====== SUPPLIED DATA ======

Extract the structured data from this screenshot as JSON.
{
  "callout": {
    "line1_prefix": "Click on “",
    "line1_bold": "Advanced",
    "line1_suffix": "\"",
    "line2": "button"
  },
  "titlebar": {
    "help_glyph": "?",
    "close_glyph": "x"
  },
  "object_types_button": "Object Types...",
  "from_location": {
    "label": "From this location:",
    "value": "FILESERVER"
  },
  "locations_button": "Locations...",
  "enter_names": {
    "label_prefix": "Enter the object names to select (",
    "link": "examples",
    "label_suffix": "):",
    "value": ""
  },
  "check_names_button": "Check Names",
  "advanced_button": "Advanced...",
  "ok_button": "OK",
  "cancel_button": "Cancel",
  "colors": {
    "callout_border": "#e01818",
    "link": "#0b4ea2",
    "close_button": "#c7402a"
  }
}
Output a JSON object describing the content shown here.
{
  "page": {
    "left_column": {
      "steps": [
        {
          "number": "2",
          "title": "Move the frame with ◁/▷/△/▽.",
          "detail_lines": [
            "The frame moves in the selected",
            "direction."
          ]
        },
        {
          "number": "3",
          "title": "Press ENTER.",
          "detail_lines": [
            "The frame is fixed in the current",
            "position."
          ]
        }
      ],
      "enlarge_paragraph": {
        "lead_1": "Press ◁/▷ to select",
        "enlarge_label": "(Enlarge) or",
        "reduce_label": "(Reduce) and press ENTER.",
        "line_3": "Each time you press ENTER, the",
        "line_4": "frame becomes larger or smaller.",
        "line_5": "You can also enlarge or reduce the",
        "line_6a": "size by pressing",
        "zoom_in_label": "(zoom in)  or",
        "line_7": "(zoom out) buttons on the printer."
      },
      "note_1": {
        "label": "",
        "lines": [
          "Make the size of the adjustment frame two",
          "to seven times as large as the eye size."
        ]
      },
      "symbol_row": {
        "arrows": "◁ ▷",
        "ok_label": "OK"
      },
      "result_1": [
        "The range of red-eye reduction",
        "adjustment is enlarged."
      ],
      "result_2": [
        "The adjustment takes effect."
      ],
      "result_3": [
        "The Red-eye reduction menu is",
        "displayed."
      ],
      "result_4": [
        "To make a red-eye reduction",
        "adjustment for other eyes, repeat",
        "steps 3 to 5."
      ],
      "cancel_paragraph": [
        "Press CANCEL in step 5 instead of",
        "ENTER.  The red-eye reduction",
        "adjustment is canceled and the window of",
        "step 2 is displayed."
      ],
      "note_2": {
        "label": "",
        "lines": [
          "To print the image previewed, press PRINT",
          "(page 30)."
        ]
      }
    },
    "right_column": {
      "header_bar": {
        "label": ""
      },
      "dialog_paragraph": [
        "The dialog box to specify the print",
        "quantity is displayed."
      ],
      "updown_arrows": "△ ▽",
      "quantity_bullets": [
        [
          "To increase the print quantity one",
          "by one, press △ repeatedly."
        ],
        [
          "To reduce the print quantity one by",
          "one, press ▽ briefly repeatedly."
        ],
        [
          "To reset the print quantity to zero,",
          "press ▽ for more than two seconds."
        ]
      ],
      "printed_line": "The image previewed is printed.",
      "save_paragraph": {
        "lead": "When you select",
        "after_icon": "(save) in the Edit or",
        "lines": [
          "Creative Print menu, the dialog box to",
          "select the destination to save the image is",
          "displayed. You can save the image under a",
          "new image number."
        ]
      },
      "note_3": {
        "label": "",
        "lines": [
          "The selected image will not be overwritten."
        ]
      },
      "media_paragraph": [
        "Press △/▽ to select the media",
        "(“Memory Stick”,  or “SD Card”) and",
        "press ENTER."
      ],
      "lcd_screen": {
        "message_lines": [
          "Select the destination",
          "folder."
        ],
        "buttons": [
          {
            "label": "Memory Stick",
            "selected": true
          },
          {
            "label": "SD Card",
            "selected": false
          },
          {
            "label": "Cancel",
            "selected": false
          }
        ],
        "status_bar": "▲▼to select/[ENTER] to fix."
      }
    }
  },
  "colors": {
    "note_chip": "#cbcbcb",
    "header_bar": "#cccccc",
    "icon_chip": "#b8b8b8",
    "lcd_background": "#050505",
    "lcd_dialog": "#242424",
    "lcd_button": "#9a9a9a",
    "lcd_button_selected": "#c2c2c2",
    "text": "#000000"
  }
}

======

(INSTRUCTIONS FOR THE TASK):
Print every line of the records exactly. Omit nothing.

(CORRECT RESULT):
Extract the structured data from this screenshot as JSON.
{
  "callout": {
    "line1_prefix": "Click on “",
    "line1_bold": "Advanced",
    "line1_suffix": "\"",
    "line2": "button"
  },
  "titlebar": {
    "help_glyph": "?",
    "close_glyph": "x"
  },
  "object_types_button": "Object Types...",
  "from_location": {
    "label": "From this location:",
    "value": "FILESERVER"
  },
  "locations_button": "Locations...",
  "enter_names": {
    "label_prefix": "Enter the object names to select (",
    "link": "examples",
    "label_suffix": "):",
    "value": ""
  },
  "check_names_button": "Check Names",
  "advanced_button": "Advanced...",
  "ok_button": "OK",
  "cancel_button": "Cancel",
  "colors": {
    "callout_border": "#e01818",
    "link": "#0b4ea2",
    "close_button": "#c7402a"
  }
}
Output a JSON object describing the content shown here.
{
  "page": {
    "left_column": {
      "steps": [
        {
          "number": "2",
          "title": "Move the frame with ◁/▷/△/▽.",
          "detail_lines": [
            "The frame moves in the selected",
            "direction."
          ]
        },
        {
          "number": "3",
          "title": "Press ENTER.",
          "detail_lines": [
            "The frame is fixed in the current",
            "position."
          ]
        }
      ],
      "enlarge_paragraph": {
        "lead_1": "Press ◁/▷ to select",
        "enlarge_label": "(Enlarge) or",
        "reduce_label": "(Reduce) and press ENTER.",
        "line_3": "Each time you press ENTER, the",
        "line_4": "frame becomes larger or smaller.",
        "line_5": "You can also enlarge or reduce the",
        "line_6a": "size by pressing",
        "zoom_in_label": "(zoom in)  or",
        "line_7": "(zoom out) buttons on the printer."
      },
      "note_1": {
        "label": "",
        "lines": [
          "Make the size of the adjustment frame two",
          "to seven times as large as the eye size."
        ]
      },
      "symbol_row": {
        "arrows": "◁ ▷",
        "ok_label": "OK"
      },
      "result_1": [
        "The range of red-eye reduction",
        "adjustment is enlarged."
      ],
      "result_2": [
        "The adjustment takes effect."
      ],
      "result_3": [
        "The Red-eye reduction menu is",
        "displayed."
      ],
      "result_4": [
        "To make a red-eye reduction",
        "adjustment for other eyes, repeat",
        "steps 3 to 5."
      ],
      "cancel_paragraph": [
        "Press CANCEL in step 5 instead of",
        "ENTER.  The red-eye reduction",
        "adjustment is canceled and the window of",
        "step 2 is displayed."
      ],
      "note_2": {
        "label": "",
        "lines": [
          "To print the image previewed, press PRINT",
          "(page 30)."
        ]
      }
    },
    "right_column": {
      "header_bar": {
        "label": ""
      },
      "dialog_paragraph": [
        "The dialog box to specify the print",
        "quantity is displayed."
      ],
      "updown_arrows": "△ ▽",
      "quantity_bullets": [
        [
          "To increase the print quantity one",
          "by one, press △ repeatedly."
        ],
        [
          "To reduce the print quantity one by",
          "one, press ▽ briefly repeatedly."
        ],
        [
          "To reset the print quantity to zero,",
          "press ▽ for more than two seconds."
        ]
      ],
      "printed_line": "The image previewed is printed.",
      "save_paragraph": {
        "lead": "When you select",
        "after_icon": "(save) in the Edit or",
        "lines": [
          "Creative Print menu, the dialog box to",
          "select the destination to save the image is",
          "displayed. You can save the image under a",
          "new image number."
        ]
      },
      "note_3": {
        "label": "",
        "lines": [
          "The selected image will not be overwritten."
        ]
      },
      "media_paragraph": [
        "Press △/▽ to select the media",
        "(“Memory Stick”,  or “SD Card”) and",
        "press ENTER."
      ],
      "lcd_screen": {
        "message_lines": [
          "Select the destination",
          "folder."
        ],
        "buttons": [
          {
            "label": "Memory Stick",
            "selected": true
          },
          {
            "label": "SD Card",
            "selected": false
          },
          {
            "label": "Cancel",
            "selected": false
          }
        ],
        "status_bar": "▲▼to select/[ENTER] to fix."
      }
    }
  },
  "colors": {
    "note_chip": "#cbcbcb",
    "header_bar": "#cccccc",
    "icon_chip": "#b8b8b8",
    "lcd_background": "#050505",
    "lcd_dialog": "#242424",
    "lcd_button": "#9a9a9a",
    "lcd_button_selected": "#c2c2c2",
    "text": "#000000"
  }
}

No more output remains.